### TASK GOAL
Exactly as written, quote every line that follows, skipping the images.
--- Start SUPPLIED MATERIAL ---
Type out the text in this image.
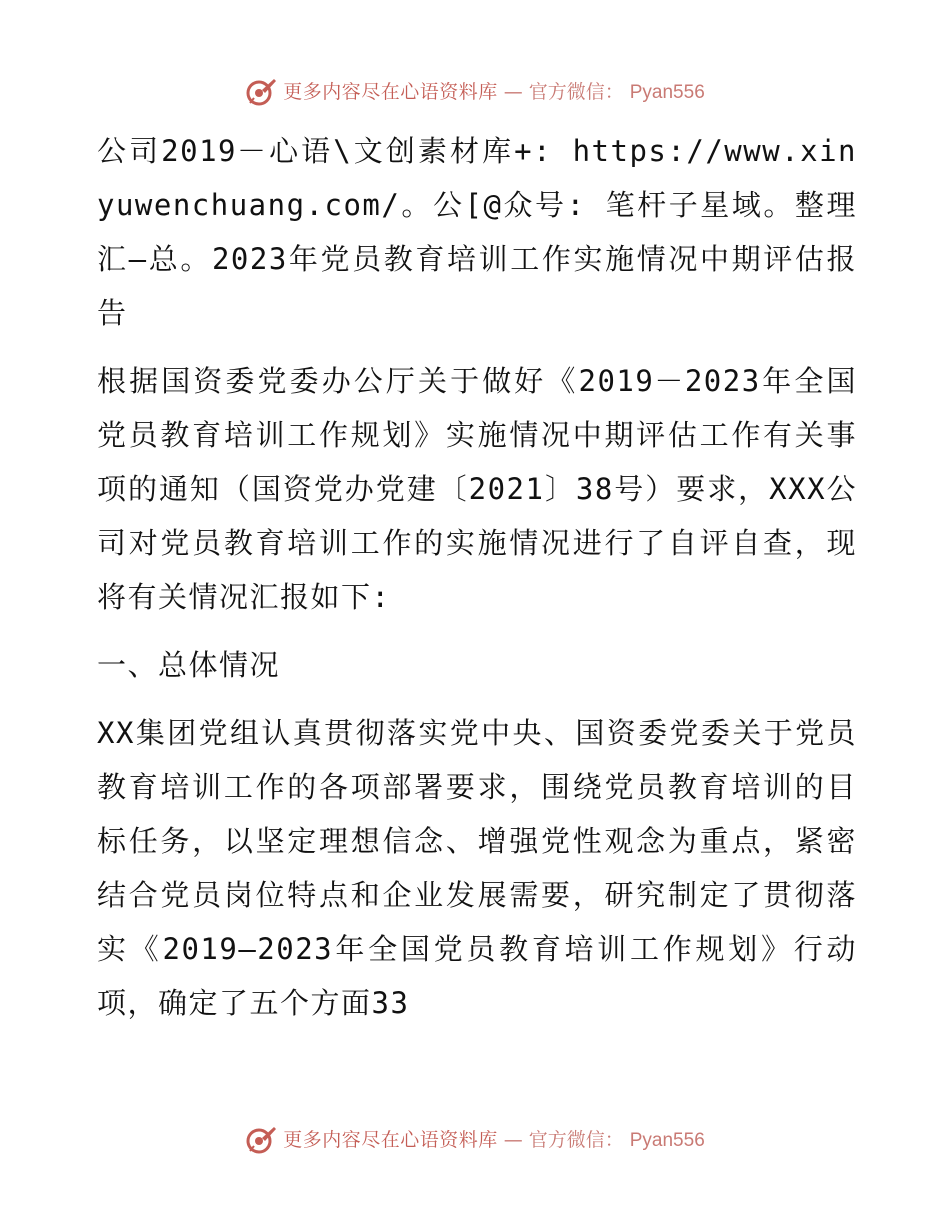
更多内容尽在心语资料库 — 官方微信： Pyan556

公司2019－心语\文创素材库+: https://www.xinyuwenchuang.com/。公[@众号: 笔杆子星域。整理汇—总。2023年党员教育培训工作实施情况中期评估报告

根据国资委党委办公厅关于做好《2019－2023年全国党员教育培训工作规划》实施情况中期评估工作有关事项的通知（国资党办党建〔2021〕38号）要求，XXX公司对党员教育培训工作的实施情况进行了自评自查，现将有关情况汇报如下:

一、总体情况

XX集团党组认真贯彻落实党中央、国资委党委关于党员教育培训工作的各项部署要求，围绕党员教育培训的目标任务，以坚定理想信念、增强党性观念为重点，紧密结合党员岗位特点和企业发展需要，研究制定了贯彻落实《2019—2023年全国党员教育培训工作规划》行动项，确定了五个方面33

更多内容尽在心语资料库 — 官方微信： Pyan556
--- End SUPPLIED MATERIAL ---
### FINAL ANSWER
Type out the text in this image.
更多内容尽在心语资料库 — 官方微信： Pyan556

公司2019－心语\文创素材库+: https://www.xinyuwenchuang.com/。公[@众号: 笔杆子星域。整理汇—总。2023年党员教育培训工作实施情况中期评估报告

根据国资委党委办公厅关于做好《2019－2023年全国党员教育培训工作规划》实施情况中期评估工作有关事项的通知（国资党办党建〔2021〕38号）要求，XXX公司对党员教育培训工作的实施情况进行了自评自查，现将有关情况汇报如下:

一、总体情况

XX集团党组认真贯彻落实党中央、国资委党委关于党员教育培训工作的各项部署要求，围绕党员教育培训的目标任务，以坚定理想信念、增强党性观念为重点，紧密结合党员岗位特点和企业发展需要，研究制定了贯彻落实《2019—2023年全国党员教育培训工作规划》行动项，确定了五个方面33

更多内容尽在心语资料库 — 官方微信： Pyan556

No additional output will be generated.